»»
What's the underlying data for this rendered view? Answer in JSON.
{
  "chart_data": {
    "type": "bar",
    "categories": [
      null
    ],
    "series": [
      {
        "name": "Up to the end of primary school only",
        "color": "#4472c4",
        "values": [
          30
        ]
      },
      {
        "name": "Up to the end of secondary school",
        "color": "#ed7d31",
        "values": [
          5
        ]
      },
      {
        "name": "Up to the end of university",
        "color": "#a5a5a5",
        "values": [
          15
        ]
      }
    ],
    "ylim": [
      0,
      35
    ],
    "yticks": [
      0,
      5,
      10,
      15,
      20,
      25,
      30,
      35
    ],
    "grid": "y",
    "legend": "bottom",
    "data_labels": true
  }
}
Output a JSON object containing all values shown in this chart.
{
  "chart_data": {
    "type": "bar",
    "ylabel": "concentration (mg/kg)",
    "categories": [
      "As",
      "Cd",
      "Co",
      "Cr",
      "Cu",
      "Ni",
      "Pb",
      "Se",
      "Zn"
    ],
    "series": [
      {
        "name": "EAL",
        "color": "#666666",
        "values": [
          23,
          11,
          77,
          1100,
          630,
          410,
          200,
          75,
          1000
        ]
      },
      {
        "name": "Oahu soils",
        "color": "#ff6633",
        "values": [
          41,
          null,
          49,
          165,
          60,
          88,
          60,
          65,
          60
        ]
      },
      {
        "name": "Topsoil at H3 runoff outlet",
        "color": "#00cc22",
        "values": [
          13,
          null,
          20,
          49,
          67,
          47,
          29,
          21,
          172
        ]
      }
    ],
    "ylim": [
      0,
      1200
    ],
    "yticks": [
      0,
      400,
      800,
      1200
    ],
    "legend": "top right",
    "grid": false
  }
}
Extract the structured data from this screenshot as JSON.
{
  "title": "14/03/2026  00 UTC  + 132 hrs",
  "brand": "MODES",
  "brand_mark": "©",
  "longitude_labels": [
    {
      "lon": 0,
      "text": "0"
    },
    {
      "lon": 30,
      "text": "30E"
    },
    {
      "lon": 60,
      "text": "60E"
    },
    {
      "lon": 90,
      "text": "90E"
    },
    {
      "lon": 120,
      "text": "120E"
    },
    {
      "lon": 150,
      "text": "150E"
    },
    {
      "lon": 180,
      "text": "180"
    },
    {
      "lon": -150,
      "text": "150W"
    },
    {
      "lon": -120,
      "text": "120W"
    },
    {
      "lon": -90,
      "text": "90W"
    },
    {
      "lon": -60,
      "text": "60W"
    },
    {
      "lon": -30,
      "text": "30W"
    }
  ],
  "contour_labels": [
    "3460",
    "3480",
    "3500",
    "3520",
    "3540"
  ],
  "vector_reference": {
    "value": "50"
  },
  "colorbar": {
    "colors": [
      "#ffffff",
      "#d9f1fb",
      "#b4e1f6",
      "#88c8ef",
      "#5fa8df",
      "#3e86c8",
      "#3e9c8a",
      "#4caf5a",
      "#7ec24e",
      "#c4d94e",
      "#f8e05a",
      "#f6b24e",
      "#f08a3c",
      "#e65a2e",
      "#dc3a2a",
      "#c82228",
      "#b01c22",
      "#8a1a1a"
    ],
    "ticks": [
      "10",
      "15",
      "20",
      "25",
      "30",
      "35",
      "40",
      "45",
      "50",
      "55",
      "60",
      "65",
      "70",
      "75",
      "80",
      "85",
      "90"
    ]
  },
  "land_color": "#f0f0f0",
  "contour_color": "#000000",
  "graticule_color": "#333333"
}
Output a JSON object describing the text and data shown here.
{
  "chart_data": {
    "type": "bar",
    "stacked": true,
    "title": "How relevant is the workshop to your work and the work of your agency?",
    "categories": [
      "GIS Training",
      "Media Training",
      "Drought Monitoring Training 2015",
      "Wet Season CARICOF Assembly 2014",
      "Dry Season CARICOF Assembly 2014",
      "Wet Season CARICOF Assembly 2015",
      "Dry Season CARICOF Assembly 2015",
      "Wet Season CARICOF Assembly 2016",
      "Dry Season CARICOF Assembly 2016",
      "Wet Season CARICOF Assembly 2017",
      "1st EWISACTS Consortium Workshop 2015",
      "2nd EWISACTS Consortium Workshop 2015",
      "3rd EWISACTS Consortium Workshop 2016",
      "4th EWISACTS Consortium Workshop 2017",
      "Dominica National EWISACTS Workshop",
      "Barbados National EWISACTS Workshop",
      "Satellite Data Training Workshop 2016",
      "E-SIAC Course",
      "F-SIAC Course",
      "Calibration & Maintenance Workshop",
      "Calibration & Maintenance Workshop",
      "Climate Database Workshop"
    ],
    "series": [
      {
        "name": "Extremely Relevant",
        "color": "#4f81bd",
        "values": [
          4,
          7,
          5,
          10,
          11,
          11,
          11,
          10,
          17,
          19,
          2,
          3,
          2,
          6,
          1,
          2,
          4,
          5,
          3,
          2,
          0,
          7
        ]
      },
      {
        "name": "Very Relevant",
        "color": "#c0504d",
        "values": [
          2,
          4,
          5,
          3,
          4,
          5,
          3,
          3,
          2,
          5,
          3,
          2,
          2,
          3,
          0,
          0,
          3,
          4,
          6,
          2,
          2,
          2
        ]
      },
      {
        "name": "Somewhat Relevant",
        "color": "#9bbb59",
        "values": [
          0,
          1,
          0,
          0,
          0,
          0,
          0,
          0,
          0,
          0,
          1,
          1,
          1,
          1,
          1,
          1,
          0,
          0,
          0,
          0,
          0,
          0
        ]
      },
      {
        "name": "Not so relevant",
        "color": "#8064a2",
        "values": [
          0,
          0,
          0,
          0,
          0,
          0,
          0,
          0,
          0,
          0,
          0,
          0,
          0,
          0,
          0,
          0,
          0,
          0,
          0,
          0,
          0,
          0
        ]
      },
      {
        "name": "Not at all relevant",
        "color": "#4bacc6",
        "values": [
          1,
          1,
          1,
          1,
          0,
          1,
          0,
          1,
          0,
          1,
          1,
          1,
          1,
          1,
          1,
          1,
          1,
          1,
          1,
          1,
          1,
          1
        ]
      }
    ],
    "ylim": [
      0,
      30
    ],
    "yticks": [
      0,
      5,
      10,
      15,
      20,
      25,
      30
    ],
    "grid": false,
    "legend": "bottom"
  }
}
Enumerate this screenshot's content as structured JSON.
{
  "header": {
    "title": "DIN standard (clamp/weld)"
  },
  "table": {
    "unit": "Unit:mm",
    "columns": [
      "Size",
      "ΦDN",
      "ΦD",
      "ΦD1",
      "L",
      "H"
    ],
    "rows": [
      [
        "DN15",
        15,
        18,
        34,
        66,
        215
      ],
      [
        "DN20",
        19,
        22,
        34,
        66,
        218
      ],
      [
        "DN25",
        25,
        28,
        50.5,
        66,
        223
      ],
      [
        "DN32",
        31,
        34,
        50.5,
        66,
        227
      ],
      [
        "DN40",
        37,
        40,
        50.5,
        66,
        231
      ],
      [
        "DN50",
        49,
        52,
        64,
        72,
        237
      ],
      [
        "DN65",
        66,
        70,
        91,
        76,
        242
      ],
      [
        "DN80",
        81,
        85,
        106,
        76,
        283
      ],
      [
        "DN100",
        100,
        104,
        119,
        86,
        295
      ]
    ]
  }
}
««
Gather each line of the listing that holds the string "legend".

→ **RESPONSE TO THE TASK**
    "legend": "bottom",
    "legend": "top right",
    "legend": "bottom"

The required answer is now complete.